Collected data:
----------------

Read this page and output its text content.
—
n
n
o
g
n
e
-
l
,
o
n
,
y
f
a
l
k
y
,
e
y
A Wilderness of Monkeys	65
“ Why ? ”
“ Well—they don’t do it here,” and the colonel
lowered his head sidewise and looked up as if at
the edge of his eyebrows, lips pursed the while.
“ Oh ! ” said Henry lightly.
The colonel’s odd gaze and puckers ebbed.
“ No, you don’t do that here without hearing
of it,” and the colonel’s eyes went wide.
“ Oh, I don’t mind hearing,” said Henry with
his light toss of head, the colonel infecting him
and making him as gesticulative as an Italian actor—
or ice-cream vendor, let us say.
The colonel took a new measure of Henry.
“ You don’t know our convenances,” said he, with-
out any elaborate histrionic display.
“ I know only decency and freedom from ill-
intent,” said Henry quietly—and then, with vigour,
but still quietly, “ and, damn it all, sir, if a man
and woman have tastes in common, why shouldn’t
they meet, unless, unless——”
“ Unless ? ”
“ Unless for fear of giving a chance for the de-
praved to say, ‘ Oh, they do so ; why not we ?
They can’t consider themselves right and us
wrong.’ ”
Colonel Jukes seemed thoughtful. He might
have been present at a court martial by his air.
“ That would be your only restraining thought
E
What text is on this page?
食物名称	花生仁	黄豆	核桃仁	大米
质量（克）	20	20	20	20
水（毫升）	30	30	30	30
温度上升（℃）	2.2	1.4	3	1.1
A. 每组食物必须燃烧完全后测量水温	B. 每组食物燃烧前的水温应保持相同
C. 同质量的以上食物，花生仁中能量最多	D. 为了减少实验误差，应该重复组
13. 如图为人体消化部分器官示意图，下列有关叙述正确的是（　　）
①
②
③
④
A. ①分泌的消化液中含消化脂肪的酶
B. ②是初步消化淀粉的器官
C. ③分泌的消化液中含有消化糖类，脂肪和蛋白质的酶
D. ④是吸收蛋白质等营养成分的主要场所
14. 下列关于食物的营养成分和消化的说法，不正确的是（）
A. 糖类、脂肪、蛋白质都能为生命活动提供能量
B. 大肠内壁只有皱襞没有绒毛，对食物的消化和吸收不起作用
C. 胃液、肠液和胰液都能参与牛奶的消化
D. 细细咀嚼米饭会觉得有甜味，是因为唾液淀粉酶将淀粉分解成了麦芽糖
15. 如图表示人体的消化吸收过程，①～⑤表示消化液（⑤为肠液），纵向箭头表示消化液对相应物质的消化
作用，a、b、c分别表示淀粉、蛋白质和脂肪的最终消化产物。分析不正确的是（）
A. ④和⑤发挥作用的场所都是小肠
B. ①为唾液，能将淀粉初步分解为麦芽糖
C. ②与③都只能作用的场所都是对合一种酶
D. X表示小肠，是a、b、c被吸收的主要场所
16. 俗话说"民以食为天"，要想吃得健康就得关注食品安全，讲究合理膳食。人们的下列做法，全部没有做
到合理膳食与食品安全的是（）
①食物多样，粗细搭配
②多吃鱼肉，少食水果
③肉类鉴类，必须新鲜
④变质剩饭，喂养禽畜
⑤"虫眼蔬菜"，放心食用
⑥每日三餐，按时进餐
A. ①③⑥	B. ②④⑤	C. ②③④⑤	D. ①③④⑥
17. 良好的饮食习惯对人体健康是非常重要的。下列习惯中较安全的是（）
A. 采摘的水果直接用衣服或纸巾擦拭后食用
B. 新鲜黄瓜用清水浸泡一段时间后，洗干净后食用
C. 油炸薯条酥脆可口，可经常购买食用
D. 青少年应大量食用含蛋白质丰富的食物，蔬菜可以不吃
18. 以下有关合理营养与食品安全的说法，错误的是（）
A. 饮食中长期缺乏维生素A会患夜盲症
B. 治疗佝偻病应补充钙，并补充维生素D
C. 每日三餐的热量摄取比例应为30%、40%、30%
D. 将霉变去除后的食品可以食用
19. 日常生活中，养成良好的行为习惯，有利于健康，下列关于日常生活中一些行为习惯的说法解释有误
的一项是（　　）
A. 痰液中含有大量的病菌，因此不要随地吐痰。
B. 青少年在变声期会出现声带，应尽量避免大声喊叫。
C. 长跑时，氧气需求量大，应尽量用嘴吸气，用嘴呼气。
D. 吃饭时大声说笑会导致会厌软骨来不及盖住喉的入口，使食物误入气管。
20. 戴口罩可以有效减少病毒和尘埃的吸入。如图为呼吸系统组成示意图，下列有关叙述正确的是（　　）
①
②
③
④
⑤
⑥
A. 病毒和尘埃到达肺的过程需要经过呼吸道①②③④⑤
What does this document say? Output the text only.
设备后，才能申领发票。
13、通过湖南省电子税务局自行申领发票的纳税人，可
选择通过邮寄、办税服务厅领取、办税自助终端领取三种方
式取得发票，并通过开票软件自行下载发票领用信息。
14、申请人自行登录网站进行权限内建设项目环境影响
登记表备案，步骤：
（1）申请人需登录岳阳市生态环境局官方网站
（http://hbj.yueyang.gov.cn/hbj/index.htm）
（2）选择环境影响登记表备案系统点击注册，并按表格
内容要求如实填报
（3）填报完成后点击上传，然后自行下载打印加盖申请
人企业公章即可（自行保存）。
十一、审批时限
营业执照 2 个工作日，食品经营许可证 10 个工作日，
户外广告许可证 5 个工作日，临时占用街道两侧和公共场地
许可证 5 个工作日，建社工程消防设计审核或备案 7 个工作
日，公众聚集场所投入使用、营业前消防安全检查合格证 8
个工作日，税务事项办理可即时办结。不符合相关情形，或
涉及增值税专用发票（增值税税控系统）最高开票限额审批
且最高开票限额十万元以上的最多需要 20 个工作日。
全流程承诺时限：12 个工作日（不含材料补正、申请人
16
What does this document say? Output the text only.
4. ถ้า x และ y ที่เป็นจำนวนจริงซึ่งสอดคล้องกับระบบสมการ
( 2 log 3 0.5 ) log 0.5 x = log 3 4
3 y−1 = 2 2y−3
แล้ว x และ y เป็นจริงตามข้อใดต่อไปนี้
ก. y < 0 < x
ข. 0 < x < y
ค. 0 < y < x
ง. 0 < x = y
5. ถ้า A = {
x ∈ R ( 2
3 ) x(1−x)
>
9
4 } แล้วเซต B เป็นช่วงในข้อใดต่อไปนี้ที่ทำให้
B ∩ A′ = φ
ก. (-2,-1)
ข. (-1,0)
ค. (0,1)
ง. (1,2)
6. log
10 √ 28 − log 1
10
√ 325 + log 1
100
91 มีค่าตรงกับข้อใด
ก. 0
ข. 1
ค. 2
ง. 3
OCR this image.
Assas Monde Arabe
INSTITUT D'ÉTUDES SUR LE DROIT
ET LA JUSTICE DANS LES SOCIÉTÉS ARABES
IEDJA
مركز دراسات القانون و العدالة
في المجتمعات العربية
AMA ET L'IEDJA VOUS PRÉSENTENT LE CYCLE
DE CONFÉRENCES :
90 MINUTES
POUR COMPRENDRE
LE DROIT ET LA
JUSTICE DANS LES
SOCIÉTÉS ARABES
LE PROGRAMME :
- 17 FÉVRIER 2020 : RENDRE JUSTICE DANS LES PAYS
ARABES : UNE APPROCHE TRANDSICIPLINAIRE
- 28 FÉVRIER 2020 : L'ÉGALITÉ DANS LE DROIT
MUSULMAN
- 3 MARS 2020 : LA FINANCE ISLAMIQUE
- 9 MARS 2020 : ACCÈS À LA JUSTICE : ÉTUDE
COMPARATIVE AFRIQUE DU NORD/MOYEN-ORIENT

----------------

Copy each line of the listing in which the word "hearing" can be found.

▶ **REPLY TO THE EXERCISE**:
“ No, you don’t do that here without hearing
“ Oh, I don’t mind hearing,” said Henry with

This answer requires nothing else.